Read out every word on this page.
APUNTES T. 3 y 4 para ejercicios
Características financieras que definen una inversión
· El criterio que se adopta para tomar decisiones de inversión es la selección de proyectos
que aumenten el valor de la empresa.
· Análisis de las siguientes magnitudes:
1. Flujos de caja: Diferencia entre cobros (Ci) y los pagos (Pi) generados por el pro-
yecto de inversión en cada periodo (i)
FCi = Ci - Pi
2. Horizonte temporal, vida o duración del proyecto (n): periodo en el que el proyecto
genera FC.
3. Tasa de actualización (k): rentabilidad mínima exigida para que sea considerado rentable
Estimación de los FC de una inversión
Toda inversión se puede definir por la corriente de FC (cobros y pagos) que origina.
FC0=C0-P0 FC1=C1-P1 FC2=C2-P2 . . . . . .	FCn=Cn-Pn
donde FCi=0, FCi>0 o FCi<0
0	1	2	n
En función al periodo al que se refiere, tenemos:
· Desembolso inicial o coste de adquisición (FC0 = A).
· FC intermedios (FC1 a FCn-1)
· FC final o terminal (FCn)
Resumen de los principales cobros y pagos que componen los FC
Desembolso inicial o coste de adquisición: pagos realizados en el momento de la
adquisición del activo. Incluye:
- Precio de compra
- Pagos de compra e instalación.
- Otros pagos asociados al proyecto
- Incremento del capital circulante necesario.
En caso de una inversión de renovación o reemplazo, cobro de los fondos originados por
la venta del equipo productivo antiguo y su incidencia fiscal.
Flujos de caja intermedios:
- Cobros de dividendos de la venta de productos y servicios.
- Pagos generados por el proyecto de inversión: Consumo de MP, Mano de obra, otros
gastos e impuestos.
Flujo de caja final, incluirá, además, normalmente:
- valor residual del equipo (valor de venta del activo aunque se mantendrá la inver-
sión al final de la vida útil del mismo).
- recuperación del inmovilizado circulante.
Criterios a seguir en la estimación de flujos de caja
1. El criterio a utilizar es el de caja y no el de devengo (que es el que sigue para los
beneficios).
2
________
» **Directions**
Write the data back out verbatim.

» **Response for this exercise**
Read out every word on this page.
APUNTES T. 3 y 4 para ejercicios
Características financieras que definen una inversión
· El criterio que se adopta para tomar decisiones de inversión es la selección de proyectos
que aumenten el valor de la empresa.
· Análisis de las siguientes magnitudes:
1. Flujos de caja: Diferencia entre cobros (Ci) y los pagos (Pi) generados por el pro-
yecto de inversión en cada periodo (i)
FCi = Ci - Pi
2. Horizonte temporal, vida o duración del proyecto (n): periodo en el que el proyecto
genera FC.
3. Tasa de actualización (k): rentabilidad mínima exigida para que sea considerado rentable
Estimación de los FC de una inversión
Toda inversión se puede definir por la corriente de FC (cobros y pagos) que origina.
FC0=C0-P0 FC1=C1-P1 FC2=C2-P2 . . . . . .	FCn=Cn-Pn
donde FCi=0, FCi>0 o FCi<0
0	1	2	n
En función al periodo al que se refiere, tenemos:
· Desembolso inicial o coste de adquisición (FC0 = A).
· FC intermedios (FC1 a FCn-1)
· FC final o terminal (FCn)
Resumen de los principales cobros y pagos que componen los FC
Desembolso inicial o coste de adquisición: pagos realizados en el momento de la
adquisición del activo. Incluye:
- Precio de compra
- Pagos de compra e instalación.
- Otros pagos asociados al proyecto
- Incremento del capital circulante necesario.
En caso de una inversión de renovación o reemplazo, cobro de los fondos originados por
la venta del equipo productivo antiguo y su incidencia fiscal.
Flujos de caja intermedios:
- Cobros de dividendos de la venta de productos y servicios.
- Pagos generados por el proyecto de inversión: Consumo de MP, Mano de obra, otros
gastos e impuestos.
Flujo de caja final, incluirá, además, normalmente:
- valor residual del equipo (valor de venta del activo aunque se mantendrá la inver-
sión al final de la vida útil del mismo).
- recuperación del inmovilizado circulante.
Criterios a seguir en la estimación de flujos de caja
1. El criterio a utilizar es el de caja y no el de devengo (que es el que sigue para los
beneficios).
2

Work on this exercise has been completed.